WRITTEN TASK: Set down every record once more, exactly as given.

** start **

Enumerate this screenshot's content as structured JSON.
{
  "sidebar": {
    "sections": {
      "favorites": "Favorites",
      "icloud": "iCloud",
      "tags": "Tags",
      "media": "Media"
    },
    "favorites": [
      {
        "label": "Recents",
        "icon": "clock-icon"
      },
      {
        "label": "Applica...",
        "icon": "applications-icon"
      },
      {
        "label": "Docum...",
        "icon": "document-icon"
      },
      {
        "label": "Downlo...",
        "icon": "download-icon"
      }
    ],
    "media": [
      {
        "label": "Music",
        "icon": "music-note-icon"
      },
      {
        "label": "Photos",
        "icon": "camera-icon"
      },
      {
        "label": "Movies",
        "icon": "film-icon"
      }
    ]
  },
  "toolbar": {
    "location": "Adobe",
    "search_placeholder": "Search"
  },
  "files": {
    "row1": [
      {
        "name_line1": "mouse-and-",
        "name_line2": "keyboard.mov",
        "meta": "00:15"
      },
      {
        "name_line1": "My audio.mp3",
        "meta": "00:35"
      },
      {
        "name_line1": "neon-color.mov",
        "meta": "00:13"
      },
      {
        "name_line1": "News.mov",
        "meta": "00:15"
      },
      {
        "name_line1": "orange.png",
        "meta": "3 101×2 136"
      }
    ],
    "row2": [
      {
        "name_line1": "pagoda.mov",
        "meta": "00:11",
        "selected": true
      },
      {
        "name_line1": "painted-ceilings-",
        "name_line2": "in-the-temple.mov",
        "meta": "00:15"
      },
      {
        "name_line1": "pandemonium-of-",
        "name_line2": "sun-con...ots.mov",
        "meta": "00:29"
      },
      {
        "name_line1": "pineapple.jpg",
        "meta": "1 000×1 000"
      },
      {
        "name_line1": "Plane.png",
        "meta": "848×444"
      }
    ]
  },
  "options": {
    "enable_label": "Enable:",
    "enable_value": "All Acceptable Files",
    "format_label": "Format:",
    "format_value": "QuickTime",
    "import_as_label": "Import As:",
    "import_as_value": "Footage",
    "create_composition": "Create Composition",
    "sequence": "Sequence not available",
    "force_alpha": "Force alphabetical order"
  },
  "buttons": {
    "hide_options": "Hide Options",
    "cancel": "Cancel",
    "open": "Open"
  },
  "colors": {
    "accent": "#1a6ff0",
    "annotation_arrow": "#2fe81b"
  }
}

** end **

SOLUTION TO THIS EXERCISE:
Enumerate this screenshot's content as structured JSON.
{
  "sidebar": {
    "sections": {
      "favorites": "Favorites",
      "icloud": "iCloud",
      "tags": "Tags",
      "media": "Media"
    },
    "favorites": [
      {
        "label": "Recents",
        "icon": "clock-icon"
      },
      {
        "label": "Applica...",
        "icon": "applications-icon"
      },
      {
        "label": "Docum...",
        "icon": "document-icon"
      },
      {
        "label": "Downlo...",
        "icon": "download-icon"
      }
    ],
    "media": [
      {
        "label": "Music",
        "icon": "music-note-icon"
      },
      {
        "label": "Photos",
        "icon": "camera-icon"
      },
      {
        "label": "Movies",
        "icon": "film-icon"
      }
    ]
  },
  "toolbar": {
    "location": "Adobe",
    "search_placeholder": "Search"
  },
  "files": {
    "row1": [
      {
        "name_line1": "mouse-and-",
        "name_line2": "keyboard.mov",
        "meta": "00:15"
      },
      {
        "name_line1": "My audio.mp3",
        "meta": "00:35"
      },
      {
        "name_line1": "neon-color.mov",
        "meta": "00:13"
      },
      {
        "name_line1": "News.mov",
        "meta": "00:15"
      },
      {
        "name_line1": "orange.png",
        "meta": "3 101×2 136"
      }
    ],
    "row2": [
      {
        "name_line1": "pagoda.mov",
        "meta": "00:11",
        "selected": true
      },
      {
        "name_line1": "painted-ceilings-",
        "name_line2": "in-the-temple.mov",
        "meta": "00:15"
      },
      {
        "name_line1": "pandemonium-of-",
        "name_line2": "sun-con...ots.mov",
        "meta": "00:29"
      },
      {
        "name_line1": "pineapple.jpg",
        "meta": "1 000×1 000"
      },
      {
        "name_line1": "Plane.png",
        "meta": "848×444"
      }
    ]
  },
  "options": {
    "enable_label": "Enable:",
    "enable_value": "All Acceptable Files",
    "format_label": "Format:",
    "format_value": "QuickTime",
    "import_as_label": "Import As:",
    "import_as_value": "Footage",
    "create_composition": "Create Composition",
    "sequence": "Sequence not available",
    "force_alpha": "Force alphabetical order"
  },
  "buttons": {
    "hide_options": "Hide Options",
    "cancel": "Cancel",
    "open": "Open"
  },
  "colors": {
    "accent": "#1a6ff0",
    "annotation_arrow": "#2fe81b"
  }
}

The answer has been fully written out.